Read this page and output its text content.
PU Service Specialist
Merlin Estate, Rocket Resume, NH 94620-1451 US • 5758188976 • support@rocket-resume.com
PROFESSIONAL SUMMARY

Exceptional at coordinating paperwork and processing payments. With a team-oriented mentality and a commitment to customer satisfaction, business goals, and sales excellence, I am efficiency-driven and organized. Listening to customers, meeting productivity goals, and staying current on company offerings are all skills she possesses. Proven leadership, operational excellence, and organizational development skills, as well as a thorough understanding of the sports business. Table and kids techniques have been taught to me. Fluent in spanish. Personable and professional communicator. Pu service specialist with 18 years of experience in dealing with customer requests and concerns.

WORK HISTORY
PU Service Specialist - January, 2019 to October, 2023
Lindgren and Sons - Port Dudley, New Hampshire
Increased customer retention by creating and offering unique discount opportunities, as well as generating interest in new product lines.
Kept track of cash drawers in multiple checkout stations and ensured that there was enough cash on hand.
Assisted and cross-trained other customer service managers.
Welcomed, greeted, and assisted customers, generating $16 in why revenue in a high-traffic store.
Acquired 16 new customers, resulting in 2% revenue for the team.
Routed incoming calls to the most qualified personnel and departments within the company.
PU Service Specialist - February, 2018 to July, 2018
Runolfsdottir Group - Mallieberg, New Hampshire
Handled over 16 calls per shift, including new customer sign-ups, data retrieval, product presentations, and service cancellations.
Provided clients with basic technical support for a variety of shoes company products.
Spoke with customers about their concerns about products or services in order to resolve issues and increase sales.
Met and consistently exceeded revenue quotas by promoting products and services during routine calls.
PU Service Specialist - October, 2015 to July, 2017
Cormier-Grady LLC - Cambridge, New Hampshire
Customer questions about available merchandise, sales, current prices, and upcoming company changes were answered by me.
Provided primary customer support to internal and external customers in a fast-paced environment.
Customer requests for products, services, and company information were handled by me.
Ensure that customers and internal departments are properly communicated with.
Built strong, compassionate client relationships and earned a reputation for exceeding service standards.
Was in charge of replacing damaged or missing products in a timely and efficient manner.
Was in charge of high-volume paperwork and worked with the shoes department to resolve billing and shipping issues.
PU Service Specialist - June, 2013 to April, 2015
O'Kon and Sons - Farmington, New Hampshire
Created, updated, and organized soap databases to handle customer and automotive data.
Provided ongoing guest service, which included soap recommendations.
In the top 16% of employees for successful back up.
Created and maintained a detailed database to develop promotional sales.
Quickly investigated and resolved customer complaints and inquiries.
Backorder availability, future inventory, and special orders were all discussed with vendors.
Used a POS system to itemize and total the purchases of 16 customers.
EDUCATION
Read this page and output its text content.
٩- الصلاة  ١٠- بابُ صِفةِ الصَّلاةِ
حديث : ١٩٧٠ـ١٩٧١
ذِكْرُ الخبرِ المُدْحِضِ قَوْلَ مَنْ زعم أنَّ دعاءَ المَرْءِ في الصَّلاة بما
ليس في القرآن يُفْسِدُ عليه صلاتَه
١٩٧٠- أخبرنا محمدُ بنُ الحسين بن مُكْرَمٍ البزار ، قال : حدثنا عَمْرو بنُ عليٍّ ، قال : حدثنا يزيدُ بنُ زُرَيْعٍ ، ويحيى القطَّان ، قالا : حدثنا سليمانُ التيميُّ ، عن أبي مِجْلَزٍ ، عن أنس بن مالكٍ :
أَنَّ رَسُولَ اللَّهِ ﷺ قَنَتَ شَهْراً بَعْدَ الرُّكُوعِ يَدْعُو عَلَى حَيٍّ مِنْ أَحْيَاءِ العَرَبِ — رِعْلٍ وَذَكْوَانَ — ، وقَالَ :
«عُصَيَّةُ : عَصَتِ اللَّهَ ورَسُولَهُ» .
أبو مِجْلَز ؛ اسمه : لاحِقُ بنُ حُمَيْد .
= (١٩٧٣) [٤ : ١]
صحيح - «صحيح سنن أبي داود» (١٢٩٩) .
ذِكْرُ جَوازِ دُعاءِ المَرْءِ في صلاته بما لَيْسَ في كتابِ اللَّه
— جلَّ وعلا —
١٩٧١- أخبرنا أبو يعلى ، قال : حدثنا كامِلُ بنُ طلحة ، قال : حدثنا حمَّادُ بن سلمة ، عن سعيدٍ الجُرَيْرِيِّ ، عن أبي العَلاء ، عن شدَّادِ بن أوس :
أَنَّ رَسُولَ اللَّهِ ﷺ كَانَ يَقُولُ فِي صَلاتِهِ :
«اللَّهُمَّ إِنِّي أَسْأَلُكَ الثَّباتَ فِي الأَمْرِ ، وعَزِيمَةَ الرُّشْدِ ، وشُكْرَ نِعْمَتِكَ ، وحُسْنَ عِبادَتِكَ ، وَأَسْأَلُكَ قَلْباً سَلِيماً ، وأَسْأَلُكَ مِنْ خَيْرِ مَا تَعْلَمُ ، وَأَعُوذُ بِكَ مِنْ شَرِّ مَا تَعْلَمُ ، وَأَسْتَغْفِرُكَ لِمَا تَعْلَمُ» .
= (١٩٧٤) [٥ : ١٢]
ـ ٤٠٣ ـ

◇ ◇ ◇

◆ **WHAT IS BEING ASKED**
Repeat the material word for word, in full.

◆ **CORRECT RESPONSE**
Read this page and output its text content.
PU Service Specialist
Merlin Estate, Rocket Resume, NH 94620-1451 US • 5758188976 • support@rocket-resume.com
PROFESSIONAL SUMMARY

Exceptional at coordinating paperwork and processing payments. With a team-oriented mentality and a commitment to customer satisfaction, business goals, and sales excellence, I am efficiency-driven and organized. Listening to customers, meeting productivity goals, and staying current on company offerings are all skills she possesses. Proven leadership, operational excellence, and organizational development skills, as well as a thorough understanding of the sports business. Table and kids techniques have been taught to me. Fluent in spanish. Personable and professional communicator. Pu service specialist with 18 years of experience in dealing with customer requests and concerns.

WORK HISTORY
PU Service Specialist - January, 2019 to October, 2023
Lindgren and Sons - Port Dudley, New Hampshire
Increased customer retention by creating and offering unique discount opportunities, as well as generating interest in new product lines.
Kept track of cash drawers in multiple checkout stations and ensured that there was enough cash on hand.
Assisted and cross-trained other customer service managers.
Welcomed, greeted, and assisted customers, generating $16 in why revenue in a high-traffic store.
Acquired 16 new customers, resulting in 2% revenue for the team.
Routed incoming calls to the most qualified personnel and departments within the company.
PU Service Specialist - February, 2018 to July, 2018
Runolfsdottir Group - Mallieberg, New Hampshire
Handled over 16 calls per shift, including new customer sign-ups, data retrieval, product presentations, and service cancellations.
Provided clients with basic technical support for a variety of shoes company products.
Spoke with customers about their concerns about products or services in order to resolve issues and increase sales.
Met and consistently exceeded revenue quotas by promoting products and services during routine calls.
PU Service Specialist - October, 2015 to July, 2017
Cormier-Grady LLC - Cambridge, New Hampshire
Customer questions about available merchandise, sales, current prices, and upcoming company changes were answered by me.
Provided primary customer support to internal and external customers in a fast-paced environment.
Customer requests for products, services, and company information were handled by me.
Ensure that customers and internal departments are properly communicated with.
Built strong, compassionate client relationships and earned a reputation for exceeding service standards.
Was in charge of replacing damaged or missing products in a timely and efficient manner.
Was in charge of high-volume paperwork and worked with the shoes department to resolve billing and shipping issues.
PU Service Specialist - June, 2013 to April, 2015
O'Kon and Sons - Farmington, New Hampshire
Created, updated, and organized soap databases to handle customer and automotive data.
Provided ongoing guest service, which included soap recommendations.
In the top 16% of employees for successful back up.
Created and maintained a detailed database to develop promotional sales.
Quickly investigated and resolved customer complaints and inquiries.
Backorder availability, future inventory, and special orders were all discussed with vendors.
Used a POS system to itemize and total the purchases of 16 customers.
EDUCATION
Read this page and output its text content.
٩- الصلاة  ١٠- بابُ صِفةِ الصَّلاةِ
حديث : ١٩٧٠ـ١٩٧١
ذِكْرُ الخبرِ المُدْحِضِ قَوْلَ مَنْ زعم أنَّ دعاءَ المَرْءِ في الصَّلاة بما
ليس في القرآن يُفْسِدُ عليه صلاتَه
١٩٧٠- أخبرنا محمدُ بنُ الحسين بن مُكْرَمٍ البزار ، قال : حدثنا عَمْرو بنُ عليٍّ ، قال : حدثنا يزيدُ بنُ زُرَيْعٍ ، ويحيى القطَّان ، قالا : حدثنا سليمانُ التيميُّ ، عن أبي مِجْلَزٍ ، عن أنس بن مالكٍ :
أَنَّ رَسُولَ اللَّهِ ﷺ قَنَتَ شَهْراً بَعْدَ الرُّكُوعِ يَدْعُو عَلَى حَيٍّ مِنْ أَحْيَاءِ العَرَبِ — رِعْلٍ وَذَكْوَانَ — ، وقَالَ :
«عُصَيَّةُ : عَصَتِ اللَّهَ ورَسُولَهُ» .
أبو مِجْلَز ؛ اسمه : لاحِقُ بنُ حُمَيْد .
= (١٩٧٣) [٤ : ١]
صحيح - «صحيح سنن أبي داود» (١٢٩٩) .
ذِكْرُ جَوازِ دُعاءِ المَرْءِ في صلاته بما لَيْسَ في كتابِ اللَّه
— جلَّ وعلا —
١٩٧١- أخبرنا أبو يعلى ، قال : حدثنا كامِلُ بنُ طلحة ، قال : حدثنا حمَّادُ بن سلمة ، عن سعيدٍ الجُرَيْرِيِّ ، عن أبي العَلاء ، عن شدَّادِ بن أوس :
أَنَّ رَسُولَ اللَّهِ ﷺ كَانَ يَقُولُ فِي صَلاتِهِ :
«اللَّهُمَّ إِنِّي أَسْأَلُكَ الثَّباتَ فِي الأَمْرِ ، وعَزِيمَةَ الرُّشْدِ ، وشُكْرَ نِعْمَتِكَ ، وحُسْنَ عِبادَتِكَ ، وَأَسْأَلُكَ قَلْباً سَلِيماً ، وأَسْأَلُكَ مِنْ خَيْرِ مَا تَعْلَمُ ، وَأَعُوذُ بِكَ مِنْ شَرِّ مَا تَعْلَمُ ، وَأَسْتَغْفِرُكَ لِمَا تَعْلَمُ» .
= (١٩٧٤) [٥ : ١٢]
ـ ٤٠٣ ـ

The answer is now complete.